- [TASK DIRECTIONS] Rewrite the data from the start up to and including the line with "nav-play[interactable]: ⏸ [535,726,540,737]", swapping "Music Player" for "Audio Player" and keeping everything else the same.

- [GIVEN RECORDS]
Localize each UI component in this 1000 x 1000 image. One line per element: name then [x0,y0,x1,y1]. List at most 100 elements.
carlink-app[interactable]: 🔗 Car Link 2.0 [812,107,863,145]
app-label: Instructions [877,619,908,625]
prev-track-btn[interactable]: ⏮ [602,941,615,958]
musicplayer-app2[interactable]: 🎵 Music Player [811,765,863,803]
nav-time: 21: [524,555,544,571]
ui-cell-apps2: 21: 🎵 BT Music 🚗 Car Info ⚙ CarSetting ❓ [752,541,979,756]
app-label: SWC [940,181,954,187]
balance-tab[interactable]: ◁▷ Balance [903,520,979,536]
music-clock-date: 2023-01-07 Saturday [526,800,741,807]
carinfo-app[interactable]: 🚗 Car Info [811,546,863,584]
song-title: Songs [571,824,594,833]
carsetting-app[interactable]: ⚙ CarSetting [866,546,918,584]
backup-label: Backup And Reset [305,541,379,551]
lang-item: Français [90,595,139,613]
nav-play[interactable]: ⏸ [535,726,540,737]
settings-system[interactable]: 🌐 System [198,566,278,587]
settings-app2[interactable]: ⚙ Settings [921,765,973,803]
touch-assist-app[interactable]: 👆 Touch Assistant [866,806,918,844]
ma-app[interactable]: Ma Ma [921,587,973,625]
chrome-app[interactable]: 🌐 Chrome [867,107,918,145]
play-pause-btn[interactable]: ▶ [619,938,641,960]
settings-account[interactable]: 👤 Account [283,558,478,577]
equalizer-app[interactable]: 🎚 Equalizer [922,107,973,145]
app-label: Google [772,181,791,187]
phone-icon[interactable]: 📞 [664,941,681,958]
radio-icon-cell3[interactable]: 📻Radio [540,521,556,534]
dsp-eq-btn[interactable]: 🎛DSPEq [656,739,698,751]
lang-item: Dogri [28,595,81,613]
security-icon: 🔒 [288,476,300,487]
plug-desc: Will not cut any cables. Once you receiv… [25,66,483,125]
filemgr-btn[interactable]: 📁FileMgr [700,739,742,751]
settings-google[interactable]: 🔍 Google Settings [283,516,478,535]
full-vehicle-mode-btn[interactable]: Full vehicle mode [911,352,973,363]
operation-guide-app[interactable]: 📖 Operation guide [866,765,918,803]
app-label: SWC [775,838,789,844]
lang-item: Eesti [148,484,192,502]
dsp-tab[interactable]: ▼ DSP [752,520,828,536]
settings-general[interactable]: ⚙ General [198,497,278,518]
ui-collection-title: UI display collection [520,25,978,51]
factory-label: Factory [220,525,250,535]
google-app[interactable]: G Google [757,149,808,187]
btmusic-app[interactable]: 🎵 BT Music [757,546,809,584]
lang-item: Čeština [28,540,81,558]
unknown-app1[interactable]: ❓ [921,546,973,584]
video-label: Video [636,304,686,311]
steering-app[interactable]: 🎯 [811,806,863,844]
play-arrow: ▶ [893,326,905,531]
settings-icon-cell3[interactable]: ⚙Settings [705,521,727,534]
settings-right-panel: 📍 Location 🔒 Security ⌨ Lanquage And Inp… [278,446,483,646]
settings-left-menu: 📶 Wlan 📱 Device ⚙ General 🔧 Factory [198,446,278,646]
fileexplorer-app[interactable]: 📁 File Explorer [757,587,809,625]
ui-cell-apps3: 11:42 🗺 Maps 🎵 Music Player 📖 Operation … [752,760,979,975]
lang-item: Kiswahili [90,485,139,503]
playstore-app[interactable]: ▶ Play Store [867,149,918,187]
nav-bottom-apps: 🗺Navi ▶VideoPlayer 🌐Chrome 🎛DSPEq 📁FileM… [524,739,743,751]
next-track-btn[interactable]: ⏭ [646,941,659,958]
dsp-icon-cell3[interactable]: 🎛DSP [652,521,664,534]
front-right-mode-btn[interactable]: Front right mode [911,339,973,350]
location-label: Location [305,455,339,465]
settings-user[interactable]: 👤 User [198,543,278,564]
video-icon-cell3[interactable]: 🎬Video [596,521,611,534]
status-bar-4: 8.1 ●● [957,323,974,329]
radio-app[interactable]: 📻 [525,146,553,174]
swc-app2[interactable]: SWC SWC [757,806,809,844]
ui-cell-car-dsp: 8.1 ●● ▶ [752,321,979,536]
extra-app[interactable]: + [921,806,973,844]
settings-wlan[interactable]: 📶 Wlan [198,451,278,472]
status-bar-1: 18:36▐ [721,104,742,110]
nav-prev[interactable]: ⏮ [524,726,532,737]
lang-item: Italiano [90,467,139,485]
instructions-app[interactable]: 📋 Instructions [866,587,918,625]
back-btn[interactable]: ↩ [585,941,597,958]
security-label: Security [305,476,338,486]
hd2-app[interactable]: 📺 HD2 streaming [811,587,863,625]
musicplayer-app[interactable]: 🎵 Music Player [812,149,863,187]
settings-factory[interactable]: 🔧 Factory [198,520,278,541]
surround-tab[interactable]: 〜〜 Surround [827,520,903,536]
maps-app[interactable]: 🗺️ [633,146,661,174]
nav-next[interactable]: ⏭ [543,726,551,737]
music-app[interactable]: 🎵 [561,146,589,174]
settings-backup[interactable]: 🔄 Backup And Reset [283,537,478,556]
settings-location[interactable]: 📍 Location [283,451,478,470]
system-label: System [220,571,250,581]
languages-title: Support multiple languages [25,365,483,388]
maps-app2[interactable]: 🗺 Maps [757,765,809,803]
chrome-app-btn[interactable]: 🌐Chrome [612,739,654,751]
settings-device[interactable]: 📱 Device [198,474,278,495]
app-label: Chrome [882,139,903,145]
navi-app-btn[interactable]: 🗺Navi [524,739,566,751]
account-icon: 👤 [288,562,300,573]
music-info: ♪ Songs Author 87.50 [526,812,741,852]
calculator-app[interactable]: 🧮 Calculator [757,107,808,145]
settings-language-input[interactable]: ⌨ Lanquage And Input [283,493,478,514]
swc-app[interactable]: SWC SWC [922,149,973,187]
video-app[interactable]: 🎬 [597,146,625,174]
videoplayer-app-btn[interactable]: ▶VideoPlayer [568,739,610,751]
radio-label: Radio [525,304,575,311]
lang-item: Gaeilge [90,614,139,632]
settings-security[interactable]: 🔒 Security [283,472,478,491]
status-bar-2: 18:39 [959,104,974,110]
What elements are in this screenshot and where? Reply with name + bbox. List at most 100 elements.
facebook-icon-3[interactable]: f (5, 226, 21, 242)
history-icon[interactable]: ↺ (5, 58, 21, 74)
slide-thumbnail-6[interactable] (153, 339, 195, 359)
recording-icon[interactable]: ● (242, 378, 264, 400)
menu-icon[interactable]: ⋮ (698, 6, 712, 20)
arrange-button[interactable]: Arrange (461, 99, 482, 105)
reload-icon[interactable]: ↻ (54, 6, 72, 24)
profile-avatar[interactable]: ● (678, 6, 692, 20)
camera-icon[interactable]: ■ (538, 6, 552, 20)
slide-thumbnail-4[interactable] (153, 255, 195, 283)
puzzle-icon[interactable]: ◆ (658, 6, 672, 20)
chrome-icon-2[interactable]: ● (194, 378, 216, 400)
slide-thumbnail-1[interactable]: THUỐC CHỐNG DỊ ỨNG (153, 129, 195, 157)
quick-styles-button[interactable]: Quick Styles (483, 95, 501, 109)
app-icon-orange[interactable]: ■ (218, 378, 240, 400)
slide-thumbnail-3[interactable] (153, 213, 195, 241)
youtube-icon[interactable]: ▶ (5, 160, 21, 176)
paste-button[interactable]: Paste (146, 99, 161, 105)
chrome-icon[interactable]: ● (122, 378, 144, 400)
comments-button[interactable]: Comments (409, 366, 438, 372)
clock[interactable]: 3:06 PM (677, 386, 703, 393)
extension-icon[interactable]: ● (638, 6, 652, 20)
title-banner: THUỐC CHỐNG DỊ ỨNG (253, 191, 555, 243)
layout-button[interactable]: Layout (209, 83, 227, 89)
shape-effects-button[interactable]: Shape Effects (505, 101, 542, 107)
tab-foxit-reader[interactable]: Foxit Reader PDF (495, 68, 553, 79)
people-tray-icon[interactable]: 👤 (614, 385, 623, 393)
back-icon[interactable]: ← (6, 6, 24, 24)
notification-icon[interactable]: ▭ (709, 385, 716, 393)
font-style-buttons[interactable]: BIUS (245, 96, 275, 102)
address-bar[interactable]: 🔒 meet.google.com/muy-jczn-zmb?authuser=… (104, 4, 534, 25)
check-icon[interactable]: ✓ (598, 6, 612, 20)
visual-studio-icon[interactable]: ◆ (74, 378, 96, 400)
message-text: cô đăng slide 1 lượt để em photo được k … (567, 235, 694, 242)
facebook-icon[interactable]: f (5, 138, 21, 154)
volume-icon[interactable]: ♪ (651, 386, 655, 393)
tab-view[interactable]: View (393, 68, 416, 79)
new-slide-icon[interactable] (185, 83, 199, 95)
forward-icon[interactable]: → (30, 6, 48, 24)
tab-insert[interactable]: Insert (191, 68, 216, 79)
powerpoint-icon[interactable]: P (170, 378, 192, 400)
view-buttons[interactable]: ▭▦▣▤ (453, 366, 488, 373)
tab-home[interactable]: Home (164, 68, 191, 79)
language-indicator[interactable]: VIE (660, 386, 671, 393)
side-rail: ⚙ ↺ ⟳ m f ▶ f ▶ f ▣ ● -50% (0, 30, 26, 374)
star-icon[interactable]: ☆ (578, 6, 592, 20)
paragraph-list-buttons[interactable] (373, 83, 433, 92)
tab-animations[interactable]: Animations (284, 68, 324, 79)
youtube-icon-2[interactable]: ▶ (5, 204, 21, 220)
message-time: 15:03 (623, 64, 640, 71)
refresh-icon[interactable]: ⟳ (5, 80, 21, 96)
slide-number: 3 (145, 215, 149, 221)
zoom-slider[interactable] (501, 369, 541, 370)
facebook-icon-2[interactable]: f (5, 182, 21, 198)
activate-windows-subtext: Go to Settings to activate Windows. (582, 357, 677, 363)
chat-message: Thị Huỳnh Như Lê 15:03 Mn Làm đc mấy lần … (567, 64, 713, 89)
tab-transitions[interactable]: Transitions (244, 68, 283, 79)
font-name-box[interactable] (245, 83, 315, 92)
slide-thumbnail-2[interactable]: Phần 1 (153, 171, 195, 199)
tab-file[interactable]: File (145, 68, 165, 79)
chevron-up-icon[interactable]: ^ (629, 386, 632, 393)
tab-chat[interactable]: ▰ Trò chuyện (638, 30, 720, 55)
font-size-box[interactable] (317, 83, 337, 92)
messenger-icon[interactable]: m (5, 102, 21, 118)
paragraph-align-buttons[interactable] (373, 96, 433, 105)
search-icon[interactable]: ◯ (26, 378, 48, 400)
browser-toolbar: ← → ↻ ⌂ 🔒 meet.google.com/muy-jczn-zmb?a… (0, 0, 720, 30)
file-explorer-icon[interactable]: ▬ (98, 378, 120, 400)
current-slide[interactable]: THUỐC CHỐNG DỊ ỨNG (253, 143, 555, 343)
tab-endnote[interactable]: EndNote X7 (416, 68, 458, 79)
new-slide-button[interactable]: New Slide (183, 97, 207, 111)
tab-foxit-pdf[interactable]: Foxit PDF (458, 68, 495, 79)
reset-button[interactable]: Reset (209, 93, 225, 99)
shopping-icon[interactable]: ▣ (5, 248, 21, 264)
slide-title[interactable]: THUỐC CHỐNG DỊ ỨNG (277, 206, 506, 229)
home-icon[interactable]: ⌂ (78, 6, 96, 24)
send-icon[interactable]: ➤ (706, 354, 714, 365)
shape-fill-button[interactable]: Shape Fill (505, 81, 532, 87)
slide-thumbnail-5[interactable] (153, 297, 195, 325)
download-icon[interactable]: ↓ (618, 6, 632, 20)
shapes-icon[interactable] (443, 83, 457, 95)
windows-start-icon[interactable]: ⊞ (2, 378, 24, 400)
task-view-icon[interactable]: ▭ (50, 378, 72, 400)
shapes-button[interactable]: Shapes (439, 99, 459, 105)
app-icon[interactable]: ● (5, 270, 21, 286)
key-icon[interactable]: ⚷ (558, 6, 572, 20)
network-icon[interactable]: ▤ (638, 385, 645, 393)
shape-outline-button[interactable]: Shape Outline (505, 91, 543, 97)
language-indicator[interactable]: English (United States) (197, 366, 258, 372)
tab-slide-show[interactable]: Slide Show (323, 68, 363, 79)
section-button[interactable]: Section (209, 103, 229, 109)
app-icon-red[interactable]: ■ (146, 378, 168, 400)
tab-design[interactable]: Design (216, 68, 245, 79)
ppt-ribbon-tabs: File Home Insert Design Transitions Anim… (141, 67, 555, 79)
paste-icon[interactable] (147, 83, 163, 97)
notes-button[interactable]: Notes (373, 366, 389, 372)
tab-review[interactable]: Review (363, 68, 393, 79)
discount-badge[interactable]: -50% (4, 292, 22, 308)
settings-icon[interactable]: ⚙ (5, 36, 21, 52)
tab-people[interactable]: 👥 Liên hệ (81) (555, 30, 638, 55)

- [TASK RESULT]
Localize each UI component in this 1000 x 1000 image. One line per element: name then [x0,y0,x1,y1]. List at most 100 elements.
carlink-app[interactable]: 🔗 Car Link 2.0 [812,107,863,145]
app-label: Instructions [877,619,908,625]
prev-track-btn[interactable]: ⏮ [602,941,615,958]
musicplayer-app2[interactable]: 🎵 Audio Player [811,765,863,803]
nav-time: 21: [524,555,544,571]
ui-cell-apps2: 21: 🎵 BT Music 🚗 Car Info ⚙ CarSetting ❓ [752,541,979,756]
app-label: SWC [940,181,954,187]
balance-tab[interactable]: ◁▷ Balance [903,520,979,536]
music-clock-date: 2023-01-07 Saturday [526,800,741,807]
carinfo-app[interactable]: 🚗 Car Info [811,546,863,584]
song-title: Songs [571,824,594,833]
carsetting-app[interactable]: ⚙ CarSetting [866,546,918,584]
backup-label: Backup And Reset [305,541,379,551]
lang-item: Français [90,595,139,613]
nav-play[interactable]: ⏸ [535,726,540,737]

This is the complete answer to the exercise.